» WHAT THE EXERCISE ASKS:
Return each line of the data below verbatim; pictures are to be left out.
***** DATASET
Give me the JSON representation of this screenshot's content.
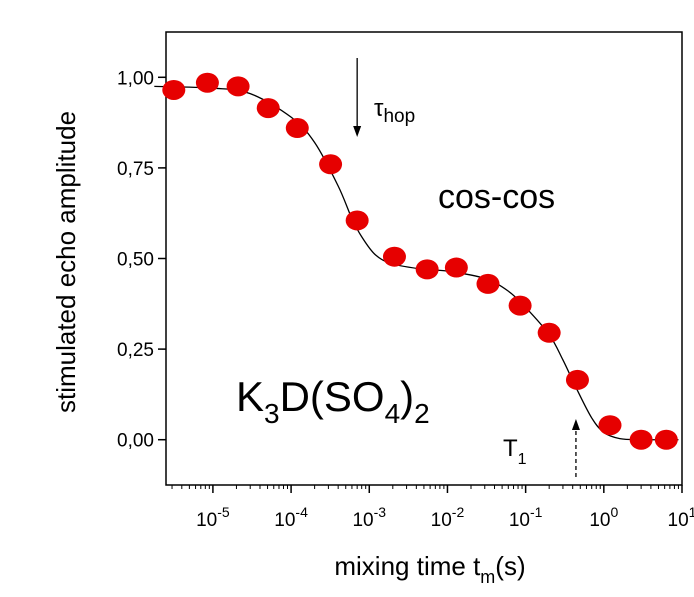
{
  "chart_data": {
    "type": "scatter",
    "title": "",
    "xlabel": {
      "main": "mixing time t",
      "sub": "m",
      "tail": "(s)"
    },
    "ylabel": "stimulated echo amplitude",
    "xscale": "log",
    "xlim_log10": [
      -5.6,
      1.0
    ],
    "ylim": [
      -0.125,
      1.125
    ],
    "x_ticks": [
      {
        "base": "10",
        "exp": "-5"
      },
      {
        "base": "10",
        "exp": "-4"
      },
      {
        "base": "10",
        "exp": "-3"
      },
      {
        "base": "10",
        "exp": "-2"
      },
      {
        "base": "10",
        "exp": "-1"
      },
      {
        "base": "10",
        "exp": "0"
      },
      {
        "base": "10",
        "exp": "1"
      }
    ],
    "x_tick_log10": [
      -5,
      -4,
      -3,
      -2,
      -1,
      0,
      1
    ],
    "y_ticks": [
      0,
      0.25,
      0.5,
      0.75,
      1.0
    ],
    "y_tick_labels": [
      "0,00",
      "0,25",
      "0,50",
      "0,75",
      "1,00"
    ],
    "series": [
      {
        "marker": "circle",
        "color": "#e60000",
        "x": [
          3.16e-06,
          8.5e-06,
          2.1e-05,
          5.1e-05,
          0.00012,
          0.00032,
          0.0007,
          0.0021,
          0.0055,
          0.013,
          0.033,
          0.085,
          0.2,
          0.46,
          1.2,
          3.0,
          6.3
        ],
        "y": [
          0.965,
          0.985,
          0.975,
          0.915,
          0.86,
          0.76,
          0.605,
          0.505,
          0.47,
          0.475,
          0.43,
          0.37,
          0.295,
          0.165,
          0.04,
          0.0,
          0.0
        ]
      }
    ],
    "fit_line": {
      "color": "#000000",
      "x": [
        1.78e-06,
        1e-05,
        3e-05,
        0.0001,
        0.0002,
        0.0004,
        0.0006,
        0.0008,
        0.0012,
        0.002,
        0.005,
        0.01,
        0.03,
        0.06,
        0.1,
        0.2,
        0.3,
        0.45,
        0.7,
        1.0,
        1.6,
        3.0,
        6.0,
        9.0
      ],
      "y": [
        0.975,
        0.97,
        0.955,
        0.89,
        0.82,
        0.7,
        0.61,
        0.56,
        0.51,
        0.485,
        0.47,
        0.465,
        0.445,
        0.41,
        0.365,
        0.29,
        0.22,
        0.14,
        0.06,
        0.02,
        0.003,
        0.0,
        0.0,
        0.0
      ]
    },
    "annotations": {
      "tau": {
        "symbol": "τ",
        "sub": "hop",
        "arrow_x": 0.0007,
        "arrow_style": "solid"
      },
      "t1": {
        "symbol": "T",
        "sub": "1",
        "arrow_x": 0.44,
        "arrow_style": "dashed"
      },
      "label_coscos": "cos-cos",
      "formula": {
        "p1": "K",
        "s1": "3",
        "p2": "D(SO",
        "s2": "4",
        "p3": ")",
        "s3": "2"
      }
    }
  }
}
**********
» OUTPUT OF THE TASK:
Give me the JSON representation of this screenshot's content.
{
  "chart_data": {
    "type": "scatter",
    "title": "",
    "xlabel": {
      "main": "mixing time t",
      "sub": "m",
      "tail": "(s)"
    },
    "ylabel": "stimulated echo amplitude",
    "xscale": "log",
    "xlim_log10": [
      -5.6,
      1.0
    ],
    "ylim": [
      -0.125,
      1.125
    ],
    "x_ticks": [
      {
        "base": "10",
        "exp": "-5"
      },
      {
        "base": "10",
        "exp": "-4"
      },
      {
        "base": "10",
        "exp": "-3"
      },
      {
        "base": "10",
        "exp": "-2"
      },
      {
        "base": "10",
        "exp": "-1"
      },
      {
        "base": "10",
        "exp": "0"
      },
      {
        "base": "10",
        "exp": "1"
      }
    ],
    "x_tick_log10": [
      -5,
      -4,
      -3,
      -2,
      -1,
      0,
      1
    ],
    "y_ticks": [
      0,
      0.25,
      0.5,
      0.75,
      1.0
    ],
    "y_tick_labels": [
      "0,00",
      "0,25",
      "0,50",
      "0,75",
      "1,00"
    ],
    "series": [
      {
        "marker": "circle",
        "color": "#e60000",
        "x": [
          3.16e-06,
          8.5e-06,
          2.1e-05,
          5.1e-05,
          0.00012,
          0.00032,
          0.0007,
          0.0021,
          0.0055,
          0.013,
          0.033,
          0.085,
          0.2,
          0.46,
          1.2,
          3.0,
          6.3
        ],
        "y": [
          0.965,
          0.985,
          0.975,
          0.915,
          0.86,
          0.76,
          0.605,
          0.505,
          0.47,
          0.475,
          0.43,
          0.37,
          0.295,
          0.165,
          0.04,
          0.0,
          0.0
        ]
      }
    ],
    "fit_line": {
      "color": "#000000",
      "x": [
        1.78e-06,
        1e-05,
        3e-05,
        0.0001,
        0.0002,
        0.0004,
        0.0006,
        0.0008,
        0.0012,
        0.002,
        0.005,
        0.01,
        0.03,
        0.06,
        0.1,
        0.2,
        0.3,
        0.45,
        0.7,
        1.0,
        1.6,
        3.0,
        6.0,
        9.0
      ],
      "y": [
        0.975,
        0.97,
        0.955,
        0.89,
        0.82,
        0.7,
        0.61,
        0.56,
        0.51,
        0.485,
        0.47,
        0.465,
        0.445,
        0.41,
        0.365,
        0.29,
        0.22,
        0.14,
        0.06,
        0.02,
        0.003,
        0.0,
        0.0,
        0.0
      ]
    },
    "annotations": {
      "tau": {
        "symbol": "τ",
        "sub": "hop",
        "arrow_x": 0.0007,
        "arrow_style": "solid"
      },
      "t1": {
        "symbol": "T",
        "sub": "1",
        "arrow_x": 0.44,
        "arrow_style": "dashed"
      },
      "label_coscos": "cos-cos",
      "formula": {
        "p1": "K",
        "s1": "3",
        "p2": "D(SO",
        "s2": "4",
        "p3": ")",
        "s3": "2"
      }
    }
  }
}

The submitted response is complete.